Task description: Repeat the material verbatim and drop the pictures.

Record list:
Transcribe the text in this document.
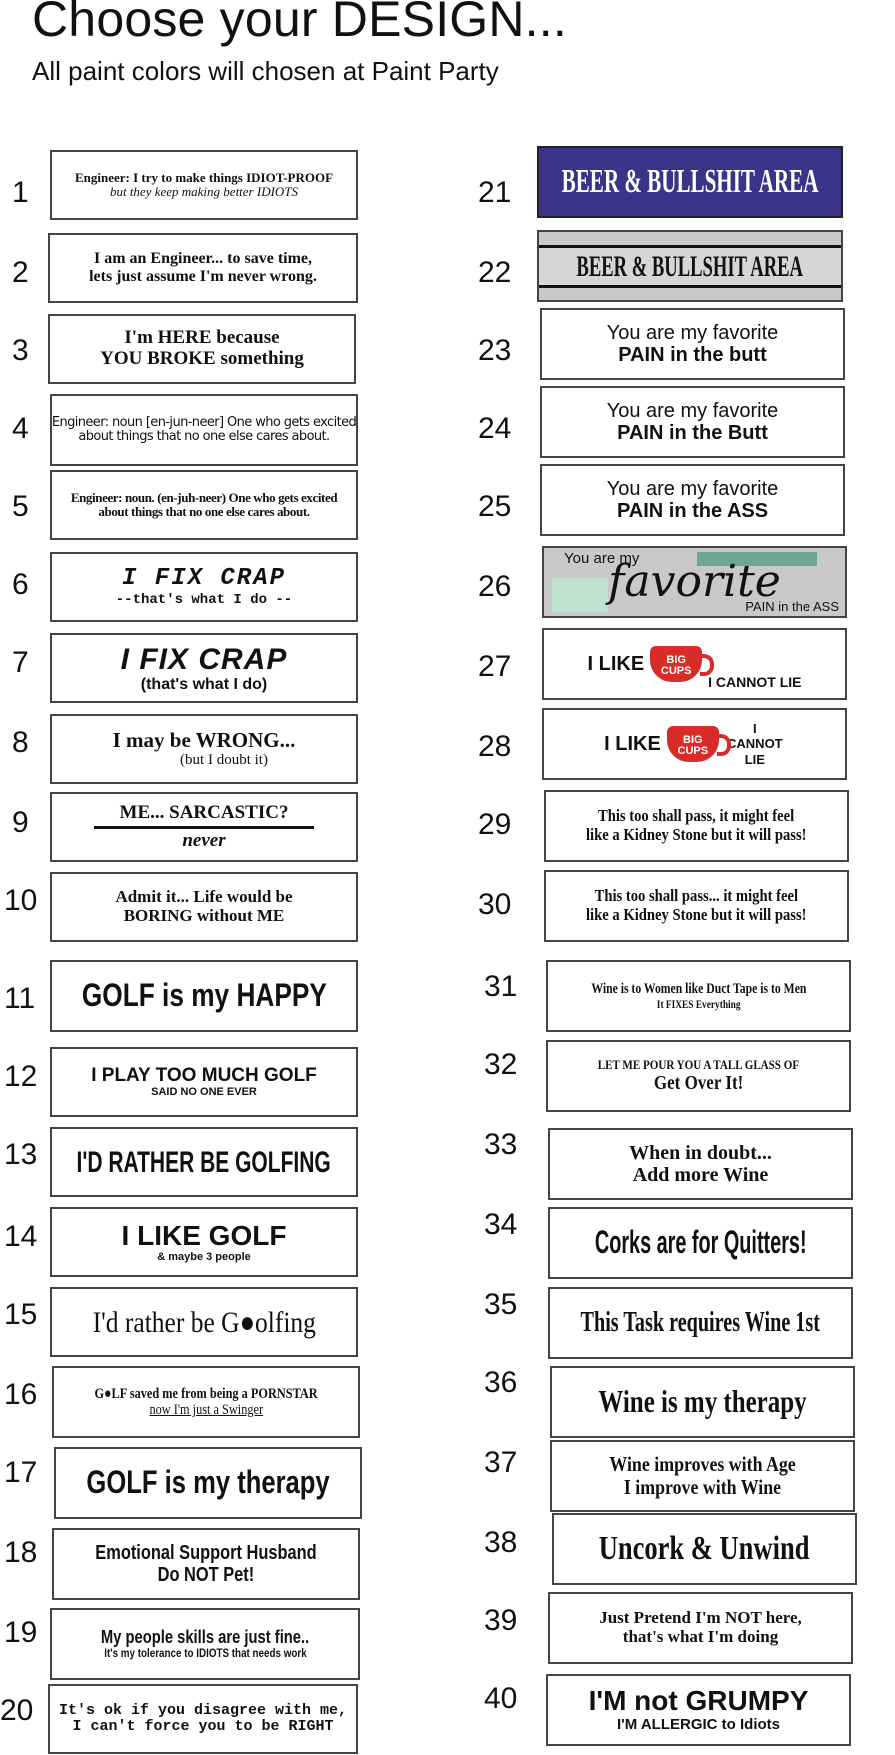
Choose your DESIGN...
All paint colors will chosen at Paint Party
1	Engineer: I try to make things IDIOT-PROOF
but they keep making better IDIOTS
2	I am an Engineer... to save time,
lets just assume I'm never wrong.
3	I'm HERE because
YOU BROKE something
4 Engineer: noun [en-jun-neer] One who gets excited
about things that no one else cares about.
5	Engineer: noun. (en-juh-neer) One who gets excited
about things that no one else cares about.
6	I FIX CRAP
--that's what I do --
7	I FIX CRAP
(that's what I do)
8	I may be WRONG...
(but I doubt it)
9	ME... SARCASTIC?
never
10	Admit it... Life would be
BORING without ME
11 GOLF is my HAPPY
12	I PLAY TOO MUCH GOLF
SAID NO ONE EVER
13 I'D RATHER BE GOLFING
14	I LIKE GOLF
& maybe 3 people
15 I'd rather be G●olfing
16	G●LF saved me from being a PORNSTAR
now I'm just a Swinger
17 GOLF is my therapy
18	Emotional Support Husband
Do NOT Pet!
19	My people skills are just fine..
It's my tolerance to IDIOTS that needs work
20 It's ok if you disagree with me,
I can't force you to be RIGHT
21 BEER & BULLSHIT AREA
22 BEER & BULLSHIT AREA
23
You are my favorite
PAIN in the butt
24
You are my favorite
PAIN in the Butt
25
You are my favorite
PAIN in the ASS
26
You are my
favorite
PAIN in the ASS
27	I LIKE	BIG CUPS
I CANNOT LIE
28	I LIKE	BIG CUPS
I CANNOT LIE
29	This too shall pass, it might feel
like a Kidney Stone but it will pass!
30	This too shall pass... it might feel
like a Kidney Stone but it will pass!
31	Wine is to Women like Duct Tape is to Men
It FIXES Everything
32	LET ME POUR YOU A TALL GLASS OF
Get Over It!
33	When in doubt...
Add more Wine
34 Corks are for Quitters!
35
This Task requires Wine 1st
36
Wine is my therapy
37	Wine improves with Age
I improve with Wine
38 Uncork & Unwind
39	Just Pretend I'm NOT here,
that's what I'm doing
40	I'M not GRUMPY
I'M ALLERGIC to Idiots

In response:
Transcribe the text in this document.
Choose your DESIGN...
All paint colors will chosen at Paint Party
1	Engineer: I try to make things IDIOT-PROOF
but they keep making better IDIOTS
2	I am an Engineer... to save time,
lets just assume I'm never wrong.
3	I'm HERE because
YOU BROKE something
4 Engineer: noun [en-jun-neer] One who gets excited
about things that no one else cares about.
5	Engineer: noun. (en-juh-neer) One who gets excited
about things that no one else cares about.
6	I FIX CRAP
--that's what I do --
7	I FIX CRAP
(that's what I do)
8	I may be WRONG...
(but I doubt it)
9	ME... SARCASTIC?
never
10	Admit it... Life would be
BORING without ME
11 GOLF is my HAPPY
12	I PLAY TOO MUCH GOLF
SAID NO ONE EVER
13 I'D RATHER BE GOLFING
14	I LIKE GOLF
& maybe 3 people
15 I'd rather be G●olfing
16	G●LF saved me from being a PORNSTAR
now I'm just a Swinger
17 GOLF is my therapy
18	Emotional Support Husband
Do NOT Pet!
19	My people skills are just fine..
It's my tolerance to IDIOTS that needs work
20 It's ok if you disagree with me,
I can't force you to be RIGHT
21 BEER & BULLSHIT AREA
22 BEER & BULLSHIT AREA
23
You are my favorite
PAIN in the butt
24
You are my favorite
PAIN in the Butt
25
You are my favorite
PAIN in the ASS
26
You are my
favorite
PAIN in the ASS
27	I LIKE	BIG CUPS
I CANNOT LIE
28	I LIKE	BIG CUPS
I CANNOT LIE
29	This too shall pass, it might feel
like a Kidney Stone but it will pass!
30	This too shall pass... it might feel
like a Kidney Stone but it will pass!
31	Wine is to Women like Duct Tape is to Men
It FIXES Everything
32	LET ME POUR YOU A TALL GLASS OF
Get Over It!
33	When in doubt...
Add more Wine
34 Corks are for Quitters!
35
This Task requires Wine 1st
36
Wine is my therapy
37	Wine improves with Age
I improve with Wine
38 Uncork & Unwind
39	Just Pretend I'm NOT here,
that's what I'm doing
40	I'M not GRUMPY
I'M ALLERGIC to Idiots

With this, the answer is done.